***** Task material

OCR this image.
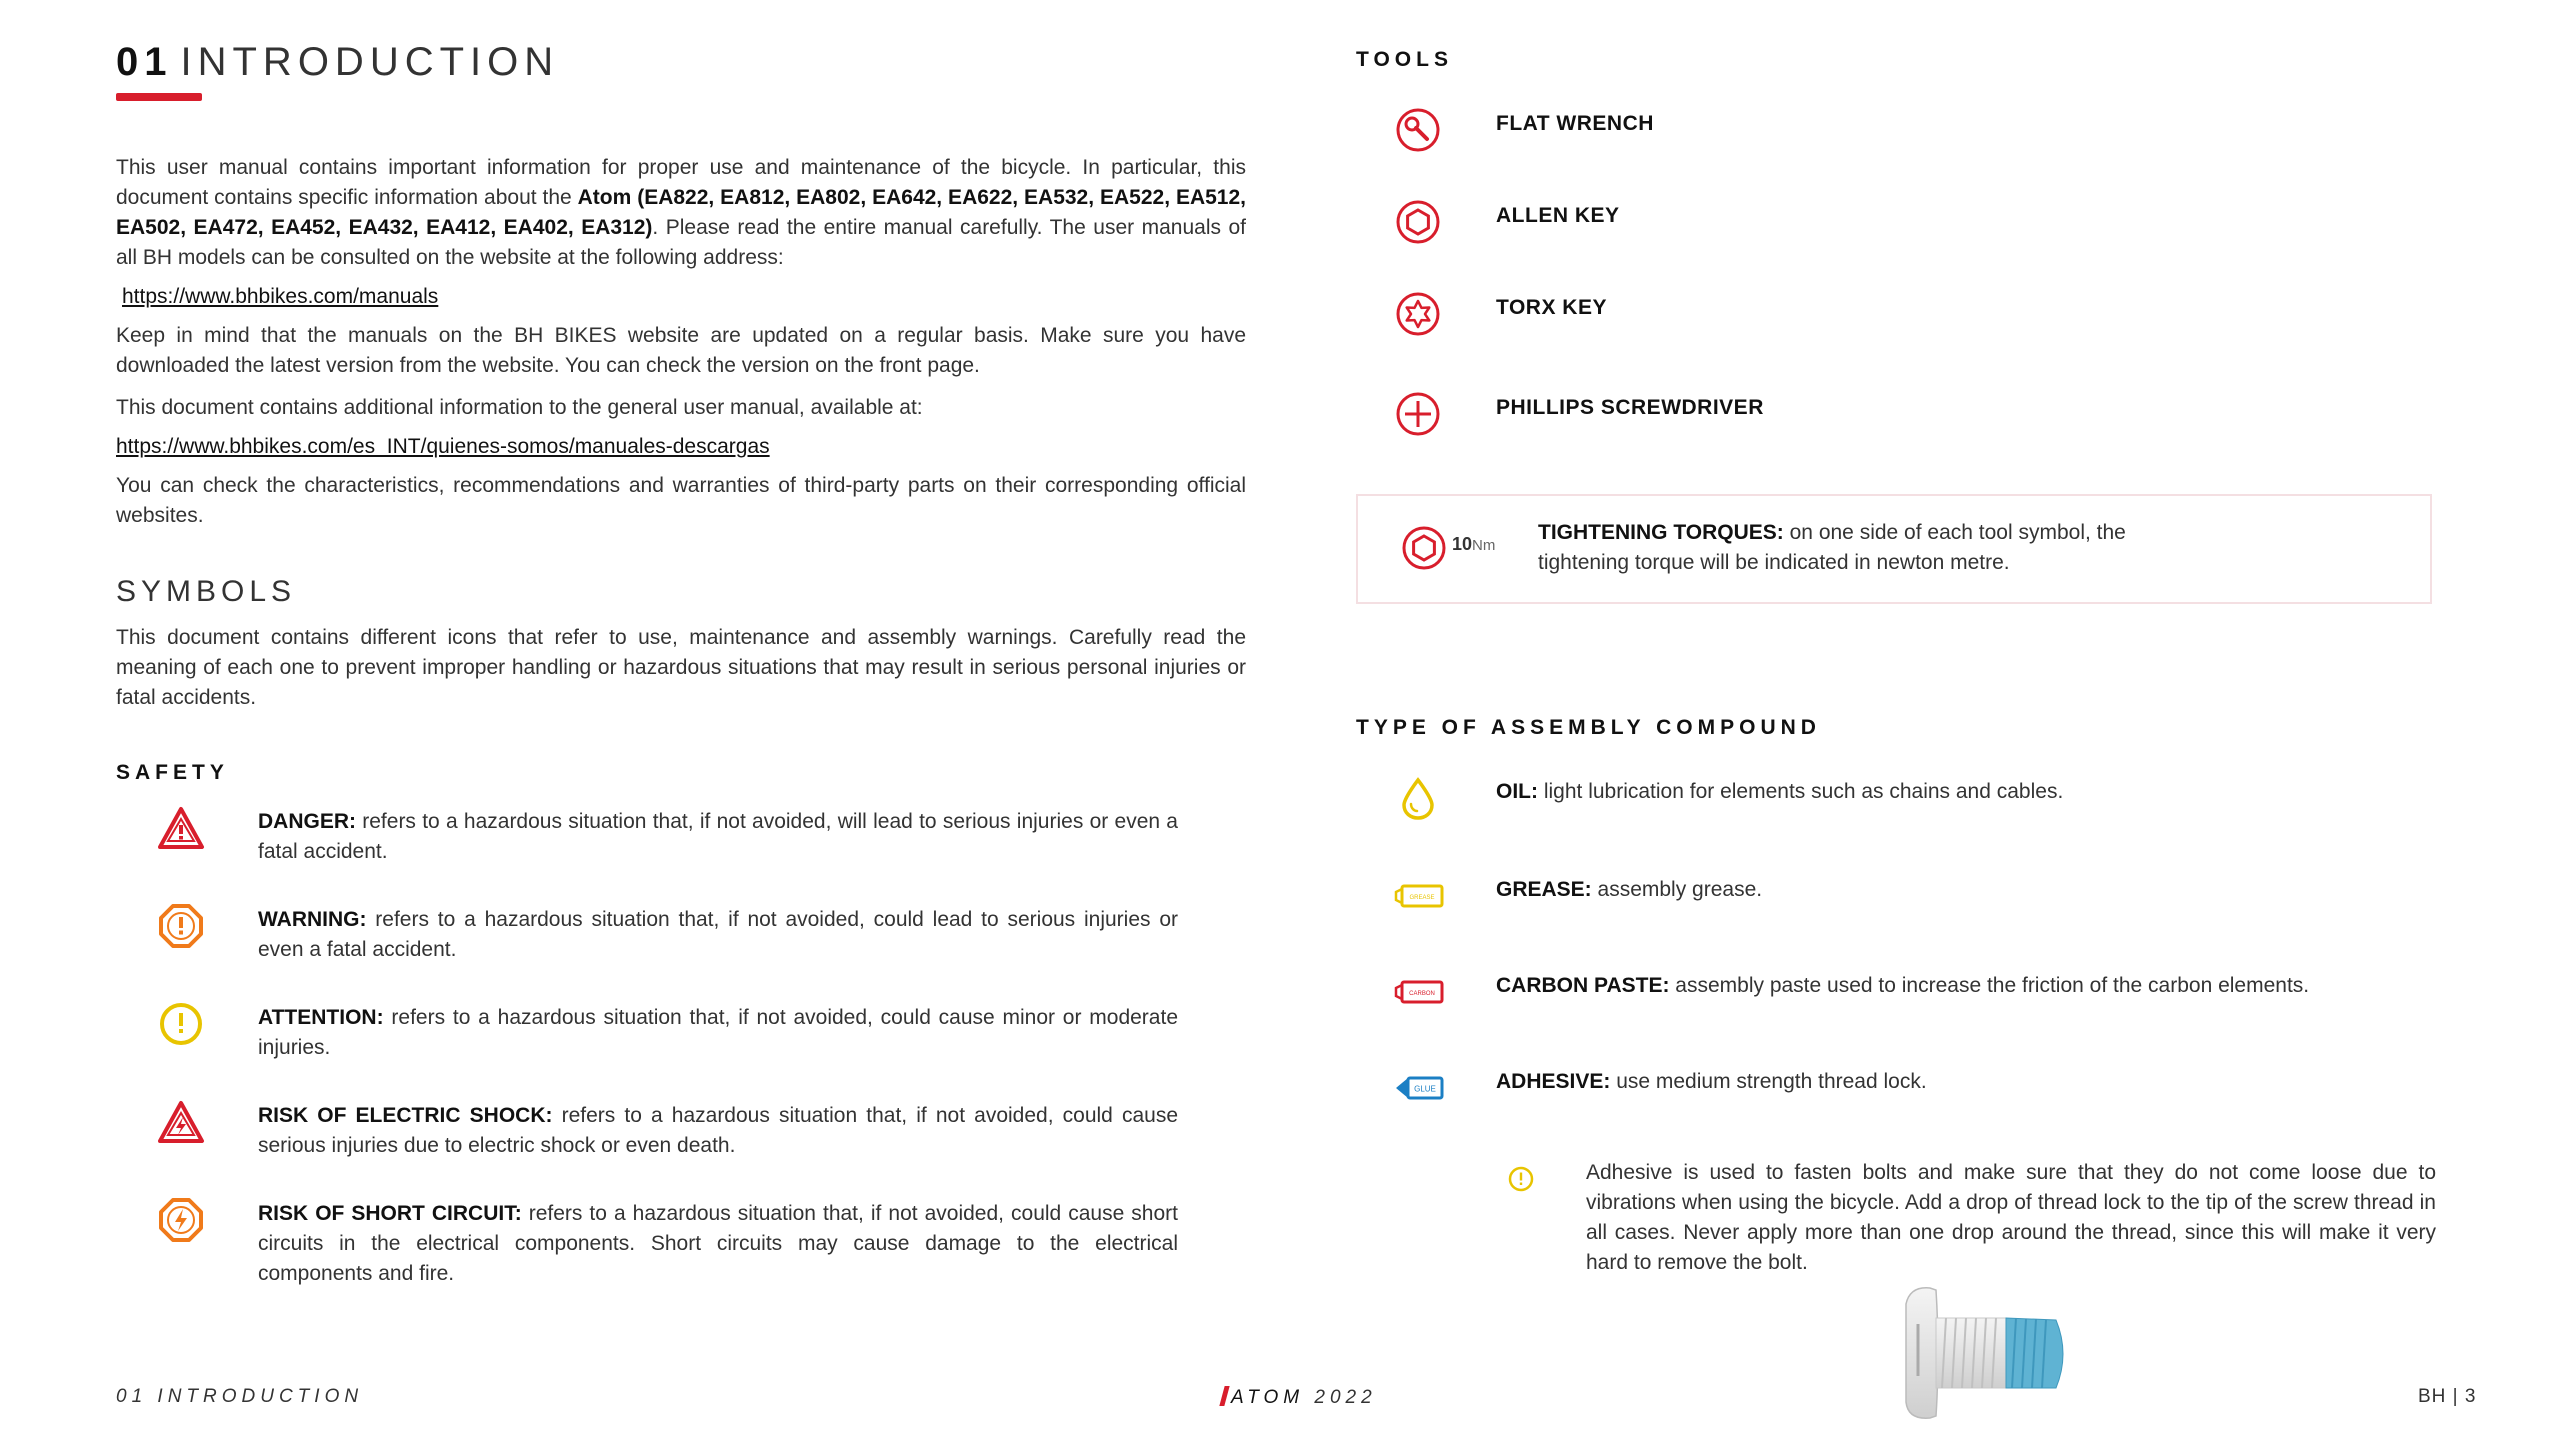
01 INTRODUCTION

This user manual contains important information for proper use and maintenance of the bicycle. In particular, this document contains specific information about the Atom (EA822, EA812, EA802, EA642, EA622, EA532, EA522, EA512, EA502, EA472, EA452, EA432, EA412, EA402, EA312). Please read the entire manual carefully. The user manuals of all BH models can be consulted on the website at the following address:

https://www.bhbikes.com/manuals

Keep in mind that the manuals on the BH BIKES website are updated on a regular basis. Make sure you have downloaded the latest version from the website. You can check the version on the front page.

This document contains additional information to the general user manual, available at:

https://www.bhbikes.com/es_INT/quienes-somos/manuales-descargas

You can check the characteristics, recommendations and warranties of third-party parts on their corresponding official websites.

SYMBOLS

This document contains different icons that refer to use, maintenance and assembly warnings. Carefully read the meaning of each one to prevent improper handling or hazardous situations that may result in serious personal injuries or fatal accidents.

SAFETY
DANGER: refers to a hazardous situation that, if not avoided, will lead to serious injuries or even a fatal accident.
WARNING: refers to a hazardous situation that, if not avoided, could lead to serious injuries or even a fatal accident.
ATTENTION: refers to a hazardous situation that, if not avoided, could cause minor or moderate injuries.
RISK OF ELECTRIC SHOCK: refers to a hazardous situation that, if not avoided, could cause serious injuries due to electric shock or even death.
RISK OF SHORT CIRCUIT: refers to a hazardous situation that, if not avoided, could cause short circuits in the electrical components. Short circuits may cause damage to the electrical components and fire.
TOOLS
FLAT WRENCH
ALLEN KEY
TORX KEY
PHILLIPS SCREWDRIVER
10Nm
TIGHTENING TORQUES: on one side of each tool symbol, the tightening torque will be indicated in newton metre.
TYPE OF ASSEMBLY COMPOUND
OIL: light lubrication for elements such as chains and cables.
GREASE	GREASE: assembly grease.
CARBON	CARBON PASTE: assembly paste used to increase the friction of the carbon elements.
GLUE	ADHESIVE: use medium strength thread lock.

Adhesive is used to fasten bolts and make sure that they do not come loose due to vibrations when using the bicycle. Add a drop of thread lock to the tip of the screw thread in all cases. Never apply more than one drop around the thread, since this will make it very hard to remove the bolt.

01 INTRODUCTION	ATOM 2022	BH | 3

**********

▸ **Directions for this task**: Write the records out once more, exactly as they appear, with no pictures.

▸ **Exercise solution**:
OCR this image.
01 INTRODUCTION

This user manual contains important information for proper use and maintenance of the bicycle. In particular, this document contains specific information about the Atom (EA822, EA812, EA802, EA642, EA622, EA532, EA522, EA512, EA502, EA472, EA452, EA432, EA412, EA402, EA312). Please read the entire manual carefully. The user manuals of all BH models can be consulted on the website at the following address:

https://www.bhbikes.com/manuals

Keep in mind that the manuals on the BH BIKES website are updated on a regular basis. Make sure you have downloaded the latest version from the website. You can check the version on the front page.

This document contains additional information to the general user manual, available at:

https://www.bhbikes.com/es_INT/quienes-somos/manuales-descargas

You can check the characteristics, recommendations and warranties of third-party parts on their corresponding official websites.

SYMBOLS

This document contains different icons that refer to use, maintenance and assembly warnings. Carefully read the meaning of each one to prevent improper handling or hazardous situations that may result in serious personal injuries or fatal accidents.

SAFETY
DANGER: refers to a hazardous situation that, if not avoided, will lead to serious injuries or even a fatal accident.
WARNING: refers to a hazardous situation that, if not avoided, could lead to serious injuries or even a fatal accident.
ATTENTION: refers to a hazardous situation that, if not avoided, could cause minor or moderate injuries.
RISK OF ELECTRIC SHOCK: refers to a hazardous situation that, if not avoided, could cause serious injuries due to electric shock or even death.
RISK OF SHORT CIRCUIT: refers to a hazardous situation that, if not avoided, could cause short circuits in the electrical components. Short circuits may cause damage to the electrical components and fire.
TOOLS
FLAT WRENCH
ALLEN KEY
TORX KEY
PHILLIPS SCREWDRIVER
10Nm
TIGHTENING TORQUES: on one side of each tool symbol, the tightening torque will be indicated in newton metre.
TYPE OF ASSEMBLY COMPOUND
OIL: light lubrication for elements such as chains and cables.
GREASE	GREASE: assembly grease.
CARBON	CARBON PASTE: assembly paste used to increase the friction of the carbon elements.
GLUE	ADHESIVE: use medium strength thread lock.

Adhesive is used to fasten bolts and make sure that they do not come loose due to vibrations when using the bicycle. Add a drop of thread lock to the tip of the screw thread in all cases. Never apply more than one drop around the thread, since this will make it very hard to remove the bolt.

01 INTRODUCTION	ATOM 2022	BH | 3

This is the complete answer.